Records from a collection of figures:
+ + + + + + +

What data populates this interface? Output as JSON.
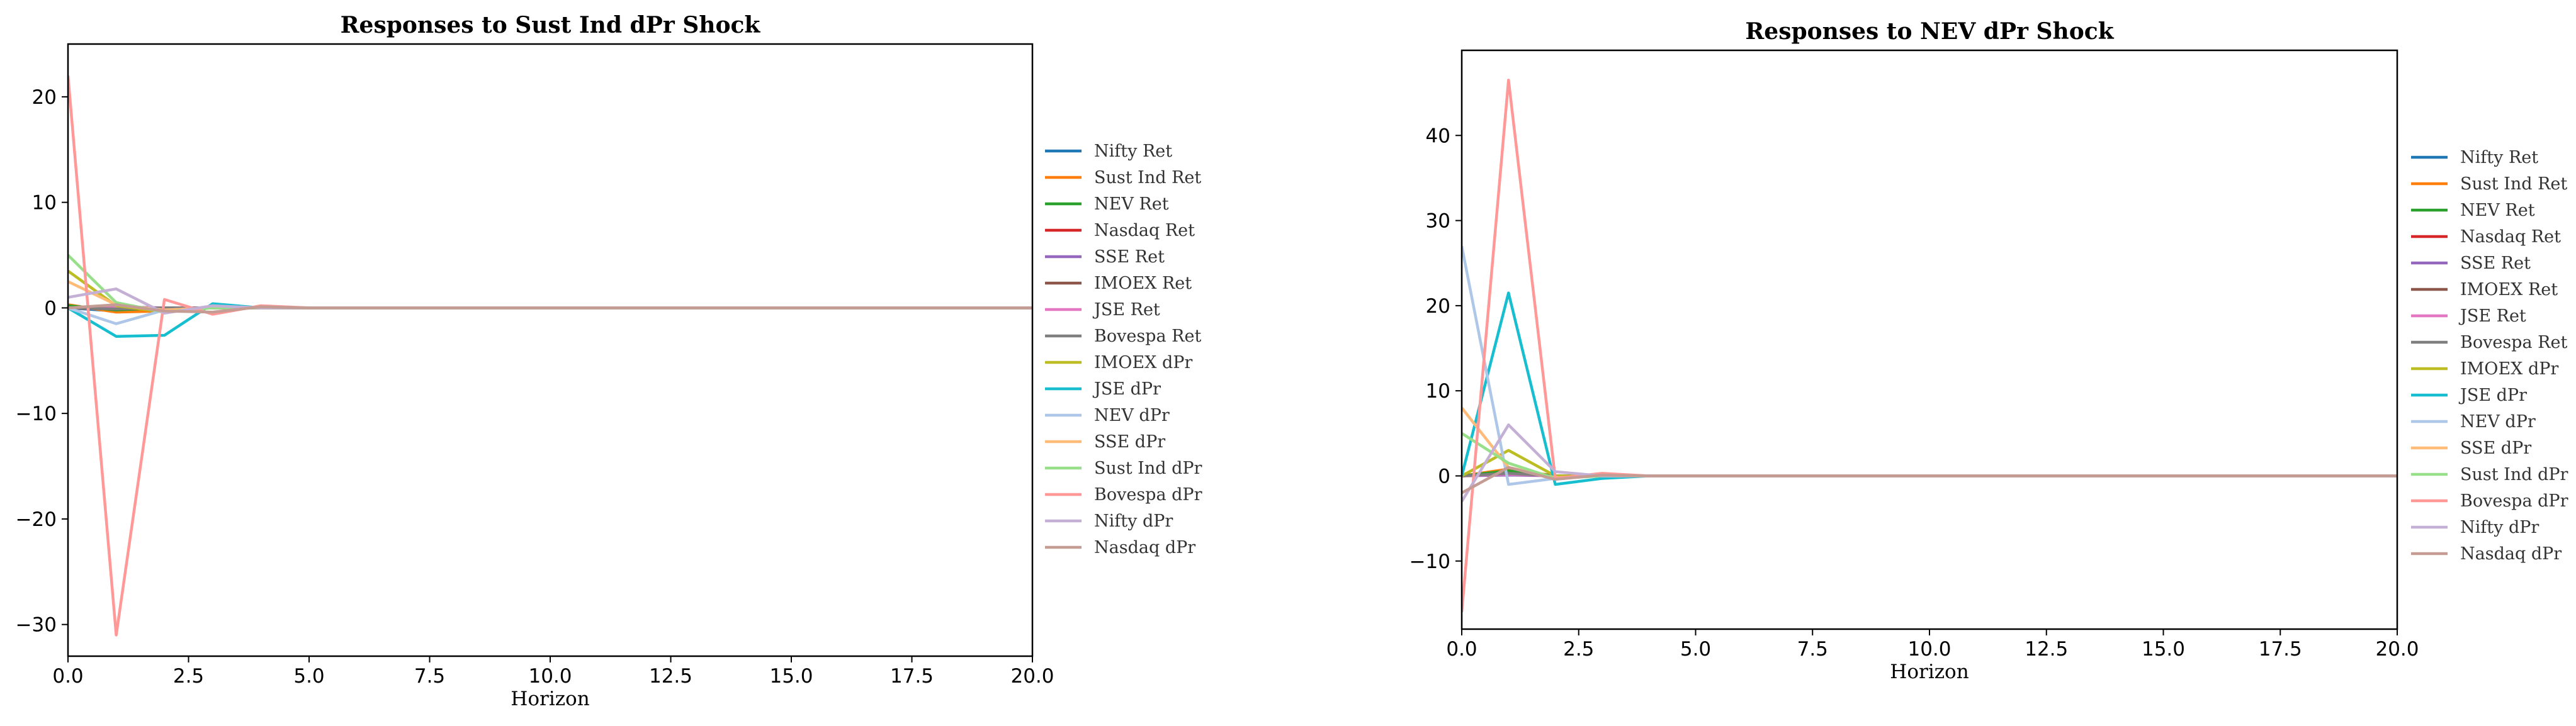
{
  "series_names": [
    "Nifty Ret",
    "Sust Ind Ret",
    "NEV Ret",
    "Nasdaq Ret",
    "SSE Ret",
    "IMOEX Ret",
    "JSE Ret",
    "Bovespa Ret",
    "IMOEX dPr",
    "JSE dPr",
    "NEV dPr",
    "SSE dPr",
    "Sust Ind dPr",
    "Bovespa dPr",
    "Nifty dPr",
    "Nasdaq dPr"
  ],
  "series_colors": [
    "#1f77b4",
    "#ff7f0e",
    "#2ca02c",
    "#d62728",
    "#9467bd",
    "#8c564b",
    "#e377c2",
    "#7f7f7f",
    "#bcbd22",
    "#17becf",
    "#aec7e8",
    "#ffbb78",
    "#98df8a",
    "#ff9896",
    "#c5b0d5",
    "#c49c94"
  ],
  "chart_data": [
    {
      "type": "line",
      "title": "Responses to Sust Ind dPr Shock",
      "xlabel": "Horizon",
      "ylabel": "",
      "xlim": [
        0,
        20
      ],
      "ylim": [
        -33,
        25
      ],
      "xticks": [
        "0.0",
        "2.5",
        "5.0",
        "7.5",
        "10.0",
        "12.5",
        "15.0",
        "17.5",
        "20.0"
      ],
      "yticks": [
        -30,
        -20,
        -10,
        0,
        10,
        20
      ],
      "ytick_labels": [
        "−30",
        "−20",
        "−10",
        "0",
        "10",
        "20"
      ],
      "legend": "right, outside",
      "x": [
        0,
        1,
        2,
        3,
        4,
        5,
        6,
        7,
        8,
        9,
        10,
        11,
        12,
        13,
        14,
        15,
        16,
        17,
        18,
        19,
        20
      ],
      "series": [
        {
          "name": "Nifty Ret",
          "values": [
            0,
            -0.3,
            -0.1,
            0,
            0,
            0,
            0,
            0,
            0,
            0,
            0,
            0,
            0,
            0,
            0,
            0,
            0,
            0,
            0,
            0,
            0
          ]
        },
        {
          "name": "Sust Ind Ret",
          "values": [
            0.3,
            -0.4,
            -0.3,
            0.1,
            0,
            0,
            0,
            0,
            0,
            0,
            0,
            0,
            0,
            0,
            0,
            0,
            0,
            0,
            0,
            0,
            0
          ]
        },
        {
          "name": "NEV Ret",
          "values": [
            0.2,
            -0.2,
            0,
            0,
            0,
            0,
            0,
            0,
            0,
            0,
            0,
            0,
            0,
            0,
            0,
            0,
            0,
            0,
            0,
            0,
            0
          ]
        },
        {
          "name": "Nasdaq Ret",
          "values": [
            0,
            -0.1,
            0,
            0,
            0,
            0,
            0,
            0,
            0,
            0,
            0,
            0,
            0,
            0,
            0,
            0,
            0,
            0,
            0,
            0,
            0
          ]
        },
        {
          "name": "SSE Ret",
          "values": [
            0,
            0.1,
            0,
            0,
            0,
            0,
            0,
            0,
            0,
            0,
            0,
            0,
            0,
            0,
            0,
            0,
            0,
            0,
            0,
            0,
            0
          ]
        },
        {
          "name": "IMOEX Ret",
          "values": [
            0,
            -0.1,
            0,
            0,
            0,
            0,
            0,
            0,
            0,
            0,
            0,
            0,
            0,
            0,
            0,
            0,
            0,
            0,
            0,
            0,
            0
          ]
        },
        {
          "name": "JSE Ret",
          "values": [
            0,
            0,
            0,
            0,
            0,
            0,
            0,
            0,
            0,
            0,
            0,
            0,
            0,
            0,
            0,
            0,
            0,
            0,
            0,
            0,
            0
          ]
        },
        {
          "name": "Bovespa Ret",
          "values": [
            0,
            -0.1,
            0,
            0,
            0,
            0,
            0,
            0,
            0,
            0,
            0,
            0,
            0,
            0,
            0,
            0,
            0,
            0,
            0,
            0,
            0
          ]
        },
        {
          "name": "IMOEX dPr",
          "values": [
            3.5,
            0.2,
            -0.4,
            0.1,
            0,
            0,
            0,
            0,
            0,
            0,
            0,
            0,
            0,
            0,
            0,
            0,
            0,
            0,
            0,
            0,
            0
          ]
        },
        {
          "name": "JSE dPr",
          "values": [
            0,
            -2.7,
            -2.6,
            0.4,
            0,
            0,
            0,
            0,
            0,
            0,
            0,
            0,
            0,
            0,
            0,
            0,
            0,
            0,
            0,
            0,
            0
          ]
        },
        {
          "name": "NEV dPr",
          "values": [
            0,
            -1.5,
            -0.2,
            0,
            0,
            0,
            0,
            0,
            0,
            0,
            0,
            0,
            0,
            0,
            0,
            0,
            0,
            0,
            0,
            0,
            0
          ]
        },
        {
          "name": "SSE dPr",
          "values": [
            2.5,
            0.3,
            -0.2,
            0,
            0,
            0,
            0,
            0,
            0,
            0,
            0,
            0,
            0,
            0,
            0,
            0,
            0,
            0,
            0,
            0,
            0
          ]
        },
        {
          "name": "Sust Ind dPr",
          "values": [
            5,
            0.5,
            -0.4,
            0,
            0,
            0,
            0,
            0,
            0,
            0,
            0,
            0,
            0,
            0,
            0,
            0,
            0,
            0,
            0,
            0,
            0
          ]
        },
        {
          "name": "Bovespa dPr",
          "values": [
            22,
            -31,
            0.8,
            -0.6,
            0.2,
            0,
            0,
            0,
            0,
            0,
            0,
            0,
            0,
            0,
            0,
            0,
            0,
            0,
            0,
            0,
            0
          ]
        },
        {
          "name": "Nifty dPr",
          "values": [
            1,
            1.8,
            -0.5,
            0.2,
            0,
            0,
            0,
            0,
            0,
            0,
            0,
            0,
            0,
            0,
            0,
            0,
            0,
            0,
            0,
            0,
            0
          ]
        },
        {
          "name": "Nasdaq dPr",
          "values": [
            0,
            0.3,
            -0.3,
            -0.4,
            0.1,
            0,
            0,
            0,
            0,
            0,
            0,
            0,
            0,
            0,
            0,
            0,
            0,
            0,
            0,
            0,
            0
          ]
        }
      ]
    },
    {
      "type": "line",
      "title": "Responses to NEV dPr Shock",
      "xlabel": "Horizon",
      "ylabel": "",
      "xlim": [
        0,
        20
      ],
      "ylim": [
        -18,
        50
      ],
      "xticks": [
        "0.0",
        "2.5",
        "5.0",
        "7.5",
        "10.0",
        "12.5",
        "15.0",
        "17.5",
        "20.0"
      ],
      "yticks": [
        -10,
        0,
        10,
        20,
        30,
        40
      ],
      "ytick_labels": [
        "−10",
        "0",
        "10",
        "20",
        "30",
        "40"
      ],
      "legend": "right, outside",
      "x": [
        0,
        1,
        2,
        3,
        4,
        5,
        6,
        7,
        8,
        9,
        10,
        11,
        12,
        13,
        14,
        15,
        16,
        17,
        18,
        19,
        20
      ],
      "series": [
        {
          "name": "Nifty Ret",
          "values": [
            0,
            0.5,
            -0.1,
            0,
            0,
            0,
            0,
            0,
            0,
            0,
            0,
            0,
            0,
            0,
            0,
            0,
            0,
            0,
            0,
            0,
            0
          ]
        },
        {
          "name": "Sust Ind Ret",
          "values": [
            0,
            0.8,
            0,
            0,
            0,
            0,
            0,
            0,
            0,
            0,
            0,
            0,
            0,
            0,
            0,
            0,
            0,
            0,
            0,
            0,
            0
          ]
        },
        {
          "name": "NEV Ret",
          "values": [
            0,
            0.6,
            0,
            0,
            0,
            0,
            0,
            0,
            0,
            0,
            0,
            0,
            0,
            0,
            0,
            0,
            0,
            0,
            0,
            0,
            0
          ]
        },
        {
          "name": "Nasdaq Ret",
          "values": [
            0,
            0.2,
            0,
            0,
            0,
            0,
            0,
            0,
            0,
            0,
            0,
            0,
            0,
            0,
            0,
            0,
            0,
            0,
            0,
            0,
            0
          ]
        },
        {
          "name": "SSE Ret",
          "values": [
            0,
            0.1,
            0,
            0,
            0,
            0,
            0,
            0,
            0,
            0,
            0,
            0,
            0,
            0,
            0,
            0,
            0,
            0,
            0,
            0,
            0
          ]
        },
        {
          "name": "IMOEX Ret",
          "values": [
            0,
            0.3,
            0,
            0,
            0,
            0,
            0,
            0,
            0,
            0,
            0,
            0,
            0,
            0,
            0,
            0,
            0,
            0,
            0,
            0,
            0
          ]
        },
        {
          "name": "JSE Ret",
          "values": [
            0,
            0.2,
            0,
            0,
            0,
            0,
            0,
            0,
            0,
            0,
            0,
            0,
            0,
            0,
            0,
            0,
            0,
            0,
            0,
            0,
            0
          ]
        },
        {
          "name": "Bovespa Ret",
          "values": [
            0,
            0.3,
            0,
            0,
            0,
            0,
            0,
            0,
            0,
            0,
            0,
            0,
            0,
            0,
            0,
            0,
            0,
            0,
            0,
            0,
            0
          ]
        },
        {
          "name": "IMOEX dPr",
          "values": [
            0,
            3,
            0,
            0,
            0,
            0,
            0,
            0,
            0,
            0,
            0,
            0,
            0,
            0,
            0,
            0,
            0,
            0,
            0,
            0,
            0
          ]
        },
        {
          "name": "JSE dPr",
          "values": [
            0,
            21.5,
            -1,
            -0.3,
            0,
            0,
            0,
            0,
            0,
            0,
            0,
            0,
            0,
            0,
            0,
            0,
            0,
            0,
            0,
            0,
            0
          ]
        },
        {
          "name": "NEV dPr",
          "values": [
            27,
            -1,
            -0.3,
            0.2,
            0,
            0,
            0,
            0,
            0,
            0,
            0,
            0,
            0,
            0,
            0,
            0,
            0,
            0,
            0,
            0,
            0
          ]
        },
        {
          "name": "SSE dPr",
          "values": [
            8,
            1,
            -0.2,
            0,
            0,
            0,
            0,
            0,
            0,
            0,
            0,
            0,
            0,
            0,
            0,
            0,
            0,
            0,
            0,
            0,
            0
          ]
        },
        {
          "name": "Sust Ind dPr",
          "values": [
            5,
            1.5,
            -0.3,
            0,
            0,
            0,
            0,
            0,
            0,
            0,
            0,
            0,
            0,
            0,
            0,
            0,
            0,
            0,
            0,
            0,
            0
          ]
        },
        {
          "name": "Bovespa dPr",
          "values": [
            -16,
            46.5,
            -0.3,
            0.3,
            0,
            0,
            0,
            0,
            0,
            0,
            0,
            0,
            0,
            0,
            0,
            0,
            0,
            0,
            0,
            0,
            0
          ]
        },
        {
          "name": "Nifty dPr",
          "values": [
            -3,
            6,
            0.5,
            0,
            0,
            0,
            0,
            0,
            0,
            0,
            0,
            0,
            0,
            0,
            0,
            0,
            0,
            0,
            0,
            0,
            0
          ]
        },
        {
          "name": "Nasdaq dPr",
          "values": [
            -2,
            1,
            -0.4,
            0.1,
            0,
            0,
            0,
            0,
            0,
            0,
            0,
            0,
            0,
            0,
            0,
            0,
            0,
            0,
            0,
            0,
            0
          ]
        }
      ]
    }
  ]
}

+ + + + + + +

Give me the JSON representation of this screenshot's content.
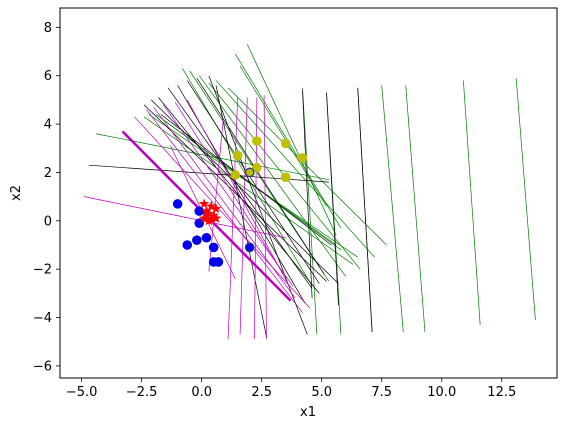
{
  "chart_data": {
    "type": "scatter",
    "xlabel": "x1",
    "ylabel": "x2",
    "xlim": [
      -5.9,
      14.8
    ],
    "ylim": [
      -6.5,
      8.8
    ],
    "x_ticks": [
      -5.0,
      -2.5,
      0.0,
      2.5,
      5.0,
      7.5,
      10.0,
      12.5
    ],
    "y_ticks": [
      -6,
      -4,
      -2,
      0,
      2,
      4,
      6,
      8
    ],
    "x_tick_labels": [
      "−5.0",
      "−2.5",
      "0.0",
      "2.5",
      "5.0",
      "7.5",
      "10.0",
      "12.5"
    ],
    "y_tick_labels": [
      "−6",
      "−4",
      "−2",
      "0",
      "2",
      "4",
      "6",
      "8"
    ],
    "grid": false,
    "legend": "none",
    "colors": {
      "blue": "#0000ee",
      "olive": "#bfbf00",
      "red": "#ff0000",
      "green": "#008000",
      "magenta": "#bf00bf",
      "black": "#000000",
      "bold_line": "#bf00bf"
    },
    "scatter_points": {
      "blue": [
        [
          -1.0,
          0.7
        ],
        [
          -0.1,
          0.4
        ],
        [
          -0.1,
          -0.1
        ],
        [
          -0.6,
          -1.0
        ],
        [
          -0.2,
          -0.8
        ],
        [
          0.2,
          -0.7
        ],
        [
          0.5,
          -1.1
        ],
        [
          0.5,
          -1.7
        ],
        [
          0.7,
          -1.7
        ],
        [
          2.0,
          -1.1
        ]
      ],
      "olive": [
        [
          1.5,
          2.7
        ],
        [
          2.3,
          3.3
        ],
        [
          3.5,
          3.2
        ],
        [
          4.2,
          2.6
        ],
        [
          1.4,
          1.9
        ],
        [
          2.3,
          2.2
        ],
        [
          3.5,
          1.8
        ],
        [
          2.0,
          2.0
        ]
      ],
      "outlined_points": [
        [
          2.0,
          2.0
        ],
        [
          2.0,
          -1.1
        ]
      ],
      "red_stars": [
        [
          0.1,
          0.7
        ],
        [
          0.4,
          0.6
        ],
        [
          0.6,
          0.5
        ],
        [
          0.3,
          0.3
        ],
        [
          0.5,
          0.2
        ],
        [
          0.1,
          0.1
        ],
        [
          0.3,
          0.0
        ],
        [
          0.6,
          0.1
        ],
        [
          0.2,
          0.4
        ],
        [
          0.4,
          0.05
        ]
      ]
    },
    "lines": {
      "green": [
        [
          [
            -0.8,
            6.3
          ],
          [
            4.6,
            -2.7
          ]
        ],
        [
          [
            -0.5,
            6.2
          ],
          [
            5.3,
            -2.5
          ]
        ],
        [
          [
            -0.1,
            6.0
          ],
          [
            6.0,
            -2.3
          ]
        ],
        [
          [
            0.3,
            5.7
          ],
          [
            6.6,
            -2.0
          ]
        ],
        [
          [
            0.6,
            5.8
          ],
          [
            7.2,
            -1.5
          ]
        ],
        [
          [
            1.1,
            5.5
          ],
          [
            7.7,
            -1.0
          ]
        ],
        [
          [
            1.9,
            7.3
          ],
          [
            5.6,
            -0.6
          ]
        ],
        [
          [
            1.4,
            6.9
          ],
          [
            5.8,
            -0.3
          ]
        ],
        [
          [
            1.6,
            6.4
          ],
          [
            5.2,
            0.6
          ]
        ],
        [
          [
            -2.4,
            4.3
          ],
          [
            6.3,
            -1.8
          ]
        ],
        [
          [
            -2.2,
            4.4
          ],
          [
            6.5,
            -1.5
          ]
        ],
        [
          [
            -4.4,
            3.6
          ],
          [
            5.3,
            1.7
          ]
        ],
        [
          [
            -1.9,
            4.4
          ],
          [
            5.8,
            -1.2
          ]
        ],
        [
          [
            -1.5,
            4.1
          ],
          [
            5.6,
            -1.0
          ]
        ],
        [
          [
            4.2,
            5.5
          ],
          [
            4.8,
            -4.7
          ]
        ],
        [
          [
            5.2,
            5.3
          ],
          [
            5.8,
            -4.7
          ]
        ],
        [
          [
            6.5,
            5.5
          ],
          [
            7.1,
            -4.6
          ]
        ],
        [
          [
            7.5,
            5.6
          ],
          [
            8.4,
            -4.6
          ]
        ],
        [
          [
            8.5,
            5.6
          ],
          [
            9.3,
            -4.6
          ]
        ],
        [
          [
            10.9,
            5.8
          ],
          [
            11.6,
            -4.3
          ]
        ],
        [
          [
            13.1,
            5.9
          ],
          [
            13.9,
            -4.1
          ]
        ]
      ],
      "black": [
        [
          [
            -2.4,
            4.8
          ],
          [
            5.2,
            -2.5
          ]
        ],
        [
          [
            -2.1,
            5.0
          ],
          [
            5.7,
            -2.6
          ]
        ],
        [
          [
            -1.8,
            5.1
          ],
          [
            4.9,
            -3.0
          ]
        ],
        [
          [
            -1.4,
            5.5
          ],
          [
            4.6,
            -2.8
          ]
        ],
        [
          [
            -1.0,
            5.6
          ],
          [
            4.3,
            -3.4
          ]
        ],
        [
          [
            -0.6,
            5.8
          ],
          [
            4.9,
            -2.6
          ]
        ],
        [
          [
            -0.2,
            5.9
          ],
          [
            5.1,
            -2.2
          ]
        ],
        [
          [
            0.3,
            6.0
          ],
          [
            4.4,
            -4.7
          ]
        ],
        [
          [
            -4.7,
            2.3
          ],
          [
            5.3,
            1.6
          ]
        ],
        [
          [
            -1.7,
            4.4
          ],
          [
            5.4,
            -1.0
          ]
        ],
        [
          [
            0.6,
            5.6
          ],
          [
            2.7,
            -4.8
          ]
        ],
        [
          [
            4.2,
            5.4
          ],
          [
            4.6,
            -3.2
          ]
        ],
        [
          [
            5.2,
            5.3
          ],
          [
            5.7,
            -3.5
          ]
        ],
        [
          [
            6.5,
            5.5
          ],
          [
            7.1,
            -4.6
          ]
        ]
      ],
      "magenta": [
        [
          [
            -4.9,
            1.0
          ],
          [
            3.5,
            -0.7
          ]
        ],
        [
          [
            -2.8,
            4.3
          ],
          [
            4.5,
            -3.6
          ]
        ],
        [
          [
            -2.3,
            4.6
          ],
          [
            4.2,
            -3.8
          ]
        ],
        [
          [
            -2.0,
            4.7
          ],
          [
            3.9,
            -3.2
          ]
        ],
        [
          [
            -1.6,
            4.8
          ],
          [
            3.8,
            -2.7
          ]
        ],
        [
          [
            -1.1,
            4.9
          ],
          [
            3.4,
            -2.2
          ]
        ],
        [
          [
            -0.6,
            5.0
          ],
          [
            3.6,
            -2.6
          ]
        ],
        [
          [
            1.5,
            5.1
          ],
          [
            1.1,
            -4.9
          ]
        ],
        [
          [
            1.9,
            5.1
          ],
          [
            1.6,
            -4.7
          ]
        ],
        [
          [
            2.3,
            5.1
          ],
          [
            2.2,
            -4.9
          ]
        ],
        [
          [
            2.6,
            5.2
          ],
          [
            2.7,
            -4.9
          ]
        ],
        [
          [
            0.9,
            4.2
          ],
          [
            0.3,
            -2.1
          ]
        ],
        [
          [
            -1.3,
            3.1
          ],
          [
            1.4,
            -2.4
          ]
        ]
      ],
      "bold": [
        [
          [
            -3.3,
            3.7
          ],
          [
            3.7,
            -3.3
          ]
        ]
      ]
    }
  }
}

+ + + + + + +

**Short problem**
Return only those lines of the records that contain the string "JSON".

**Solved problem**
What data populates this interface? Output as JSON.
Give me the JSON representation of this screenshot's content.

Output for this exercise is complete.